Without including any pictures, copy each entry below exactly.

::::

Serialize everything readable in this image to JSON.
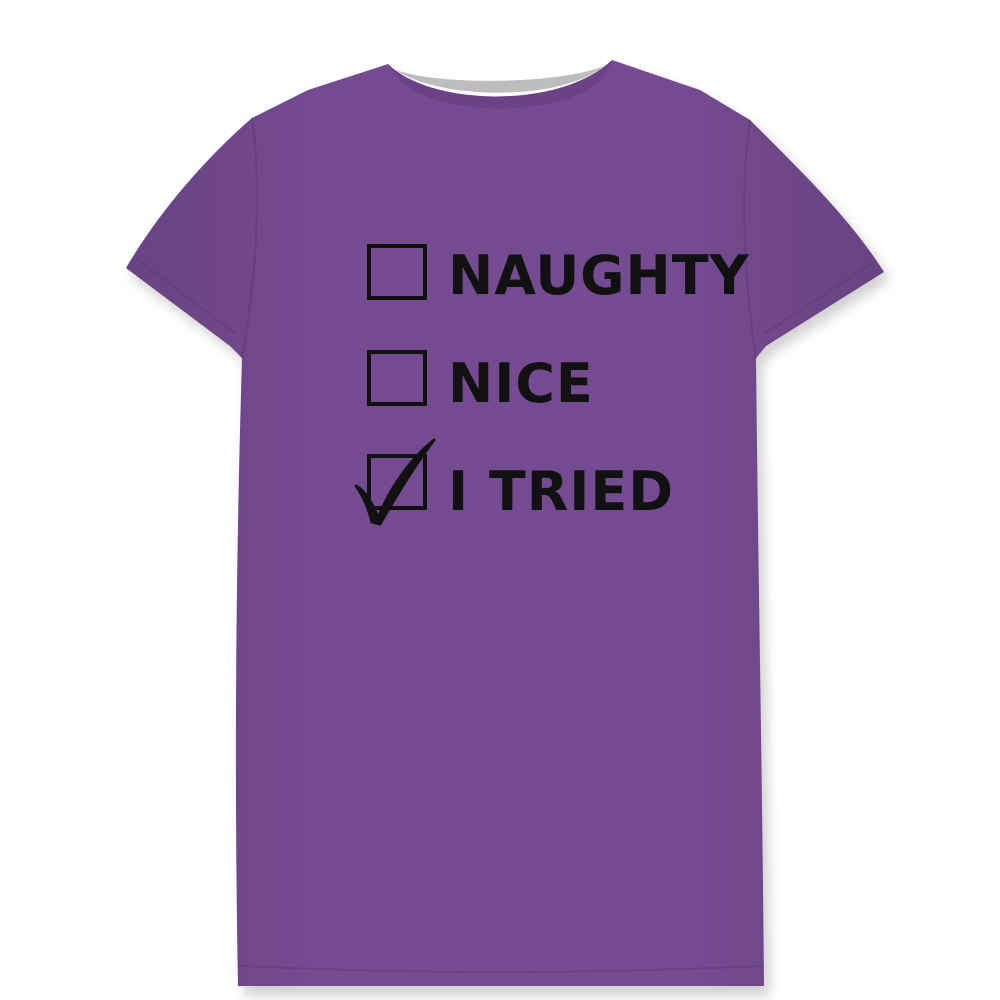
{
  "product": {
    "shirt_color": "#744a90",
    "collar_color": "#bdbdbd",
    "print_color": "#111111"
  },
  "print": {
    "options": [
      {
        "label": "Naughty",
        "checked": false
      },
      {
        "label": "Nice",
        "checked": false
      },
      {
        "label": "I Tried",
        "checked": true
      }
    ]
  }
}
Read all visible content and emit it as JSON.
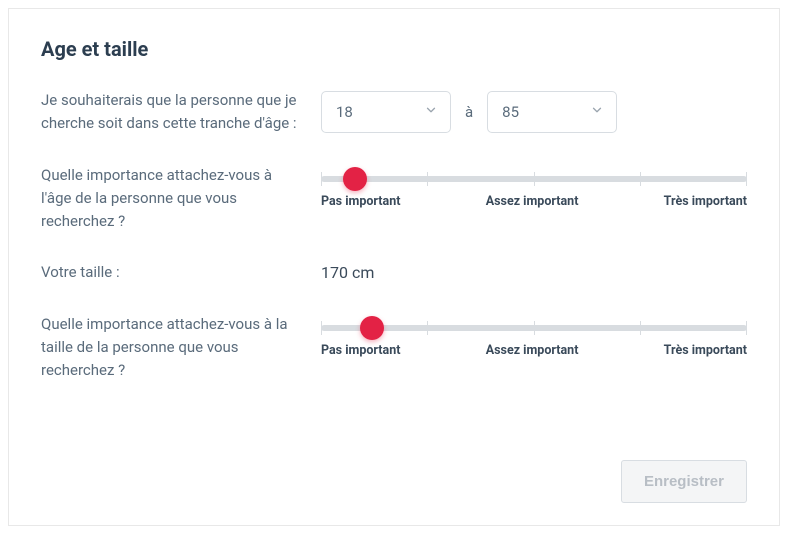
{
  "title": "Age et taille",
  "age": {
    "label": "Je souhaiterais que la personne que je cherche soit dans cette tranche d'âge :",
    "min": "18",
    "sep": "à",
    "max": "85"
  },
  "age_importance": {
    "label": "Quelle importance attachez-vous à l'âge de la personne que vous recherchez ?",
    "value_percent": 8,
    "scale": {
      "low": "Pas important",
      "mid": "Assez important",
      "high": "Très important"
    }
  },
  "height": {
    "label": "Votre taille :",
    "value": "170 cm"
  },
  "height_importance": {
    "label": "Quelle importance attachez-vous à la taille de la personne que vous recherchez ?",
    "value_percent": 12,
    "scale": {
      "low": "Pas important",
      "mid": "Assez important",
      "high": "Très important"
    }
  },
  "save_label": "Enregistrer",
  "colors": {
    "accent": "#e32245"
  }
}
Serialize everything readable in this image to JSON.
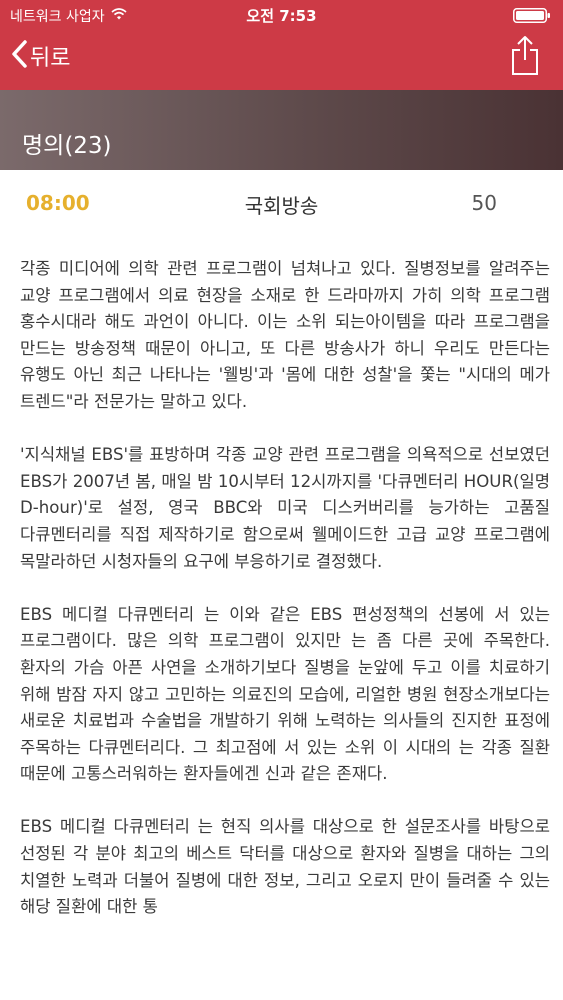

::::

Output for this task:
Serialize everything readable in this image to JSON.
{
  "product": {
    "shirt_color": "#744a90",
    "collar_color": "#bdbdbd",
    "print_color": "#111111"
  },
  "print": {
    "options": [
      {
        "label": "Naughty",
        "checked": false
      },
      {
        "label": "Nice",
        "checked": false
      },
      {
        "label": "I Tried",
        "checked": true
      }
    ]
  }
}
Read all visible content and emit it as JSON.
{
  "title": "Age et taille",
  "age": {
    "label": "Je souhaiterais que la personne que je cherche soit dans cette tranche d'âge :",
    "min": "18",
    "sep": "à",
    "max": "85"
  },
  "age_importance": {
    "label": "Quelle importance attachez-vous à l'âge de la personne que vous recherchez ?",
    "value_percent": 8,
    "scale": {
      "low": "Pas important",
      "mid": "Assez important",
      "high": "Très important"
    }
  },
  "height": {
    "label": "Votre taille :",
    "value": "170 cm"
  },
  "height_importance": {
    "label": "Quelle importance attachez-vous à la taille de la personne que vous recherchez ?",
    "value_percent": 12,
    "scale": {
      "low": "Pas important",
      "mid": "Assez important",
      "high": "Très important"
    }
  },
  "save_label": "Enregistrer",
  "colors": {
    "accent": "#e32245"
  }
}
Serialize everything readable in this image to JSON.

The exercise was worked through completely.